From the listing below, pull each line that includes "test".

# start of MATERIAL PROVIDED

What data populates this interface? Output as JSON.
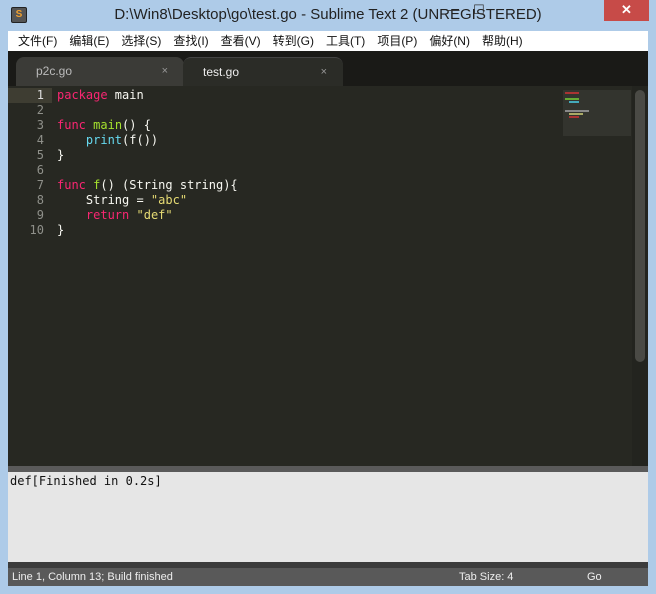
{
  "window": {
    "title": "D:\\Win8\\Desktop\\go\\test.go - Sublime Text 2 (UNREGISTERED)",
    "app_icon": "S",
    "minimize": "—",
    "maximize": "☐",
    "close": "✕"
  },
  "menu": [
    "文件(F)",
    "编辑(E)",
    "选择(S)",
    "查找(I)",
    "查看(V)",
    "转到(G)",
    "工具(T)",
    "项目(P)",
    "偏好(N)",
    "帮助(H)"
  ],
  "tabs": [
    {
      "label": "p2c.go",
      "close": "×"
    },
    {
      "label": "test.go",
      "close": "×"
    }
  ],
  "code": {
    "line_numbers": [
      "1",
      "2",
      "3",
      "4",
      "5",
      "6",
      "7",
      "8",
      "9",
      "10"
    ]
  },
  "output": {
    "text": "def[Finished in 0.2s]"
  },
  "status": {
    "position": "Line 1, Column 13; Build finished",
    "tab_size": "Tab Size: 4",
    "syntax": "Go"
  },
  "colors": {
    "keyword": "#f92672",
    "function": "#a6e22e",
    "builtin": "#66d9ef",
    "string": "#e6db74",
    "editor_bg": "#272822"
  }
}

# end of MATERIAL PROVIDED

WRITTEN ANSWER:
    "title": "D:\\Win8\\Desktop\\go\\test.go - Sublime Text 2 (UNREGISTERED)",
      "label": "test.go",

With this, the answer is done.